*DATA FOR PROCESSING*.

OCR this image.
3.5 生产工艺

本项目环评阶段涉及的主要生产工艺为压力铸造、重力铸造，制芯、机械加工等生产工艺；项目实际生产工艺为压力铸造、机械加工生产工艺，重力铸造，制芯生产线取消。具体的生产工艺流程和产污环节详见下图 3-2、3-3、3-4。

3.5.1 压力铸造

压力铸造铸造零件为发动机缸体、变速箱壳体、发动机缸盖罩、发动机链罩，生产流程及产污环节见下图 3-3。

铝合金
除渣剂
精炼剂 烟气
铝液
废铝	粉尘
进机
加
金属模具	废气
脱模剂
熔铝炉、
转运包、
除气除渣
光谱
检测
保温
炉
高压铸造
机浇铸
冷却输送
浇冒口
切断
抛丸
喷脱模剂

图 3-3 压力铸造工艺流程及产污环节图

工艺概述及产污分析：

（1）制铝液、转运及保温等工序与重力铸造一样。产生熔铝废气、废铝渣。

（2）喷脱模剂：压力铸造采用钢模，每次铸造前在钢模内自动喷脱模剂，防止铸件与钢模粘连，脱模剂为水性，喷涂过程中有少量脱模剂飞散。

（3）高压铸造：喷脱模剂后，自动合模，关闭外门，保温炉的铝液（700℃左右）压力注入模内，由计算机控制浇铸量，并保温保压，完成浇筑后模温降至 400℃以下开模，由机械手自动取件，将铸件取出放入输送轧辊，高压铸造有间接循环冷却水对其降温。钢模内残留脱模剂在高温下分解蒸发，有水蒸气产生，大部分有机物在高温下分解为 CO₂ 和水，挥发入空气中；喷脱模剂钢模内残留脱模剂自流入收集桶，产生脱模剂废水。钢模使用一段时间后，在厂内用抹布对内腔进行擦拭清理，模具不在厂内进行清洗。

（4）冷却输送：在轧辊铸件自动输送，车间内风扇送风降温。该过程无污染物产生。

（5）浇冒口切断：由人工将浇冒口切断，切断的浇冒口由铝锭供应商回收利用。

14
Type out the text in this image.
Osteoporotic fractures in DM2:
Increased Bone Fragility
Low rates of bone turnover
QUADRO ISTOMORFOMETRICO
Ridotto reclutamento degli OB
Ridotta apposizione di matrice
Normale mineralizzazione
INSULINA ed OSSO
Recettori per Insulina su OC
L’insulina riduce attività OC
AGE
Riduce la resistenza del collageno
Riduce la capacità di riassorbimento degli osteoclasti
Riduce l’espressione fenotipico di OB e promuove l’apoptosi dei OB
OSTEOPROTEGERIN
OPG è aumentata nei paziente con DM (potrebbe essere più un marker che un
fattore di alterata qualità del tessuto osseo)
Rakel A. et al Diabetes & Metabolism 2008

*WHAT THE EXERCISE ASKS*. Everything in the listing above should be restated exactly.

*EXERCISE OUTPUT*.
OCR this image.
3.5 生产工艺

本项目环评阶段涉及的主要生产工艺为压力铸造、重力铸造，制芯、机械加工等生产工艺；项目实际生产工艺为压力铸造、机械加工生产工艺，重力铸造，制芯生产线取消。具体的生产工艺流程和产污环节详见下图 3-2、3-3、3-4。

3.5.1 压力铸造

压力铸造铸造零件为发动机缸体、变速箱壳体、发动机缸盖罩、发动机链罩，生产流程及产污环节见下图 3-3。

铝合金
除渣剂
精炼剂 烟气
铝液
废铝	粉尘
进机
加
金属模具	废气
脱模剂
熔铝炉、
转运包、
除气除渣
光谱
检测
保温
炉
高压铸造
机浇铸
冷却输送
浇冒口
切断
抛丸
喷脱模剂

图 3-3 压力铸造工艺流程及产污环节图

工艺概述及产污分析：

（1）制铝液、转运及保温等工序与重力铸造一样。产生熔铝废气、废铝渣。

（2）喷脱模剂：压力铸造采用钢模，每次铸造前在钢模内自动喷脱模剂，防止铸件与钢模粘连，脱模剂为水性，喷涂过程中有少量脱模剂飞散。

（3）高压铸造：喷脱模剂后，自动合模，关闭外门，保温炉的铝液（700℃左右）压力注入模内，由计算机控制浇铸量，并保温保压，完成浇筑后模温降至 400℃以下开模，由机械手自动取件，将铸件取出放入输送轧辊，高压铸造有间接循环冷却水对其降温。钢模内残留脱模剂在高温下分解蒸发，有水蒸气产生，大部分有机物在高温下分解为 CO₂ 和水，挥发入空气中；喷脱模剂钢模内残留脱模剂自流入收集桶，产生脱模剂废水。钢模使用一段时间后，在厂内用抹布对内腔进行擦拭清理，模具不在厂内进行清洗。

（4）冷却输送：在轧辊铸件自动输送，车间内风扇送风降温。该过程无污染物产生。

（5）浇冒口切断：由人工将浇冒口切断，切断的浇冒口由铝锭供应商回收利用。

14
Type out the text in this image.
Osteoporotic fractures in DM2:
Increased Bone Fragility
Low rates of bone turnover
QUADRO ISTOMORFOMETRICO
Ridotto reclutamento degli OB
Ridotta apposizione di matrice
Normale mineralizzazione
INSULINA ed OSSO
Recettori per Insulina su OC
L’insulina riduce attività OC
AGE
Riduce la resistenza del collageno
Riduce la capacità di riassorbimento degli osteoclasti
Riduce l’espressione fenotipico di OB e promuove l’apoptosi dei OB
OSTEOPROTEGERIN
OPG è aumentata nei paziente con DM (potrebbe essere più un marker che un
fattore di alterata qualità del tessuto osseo)
Rakel A. et al Diabetes & Metabolism 2008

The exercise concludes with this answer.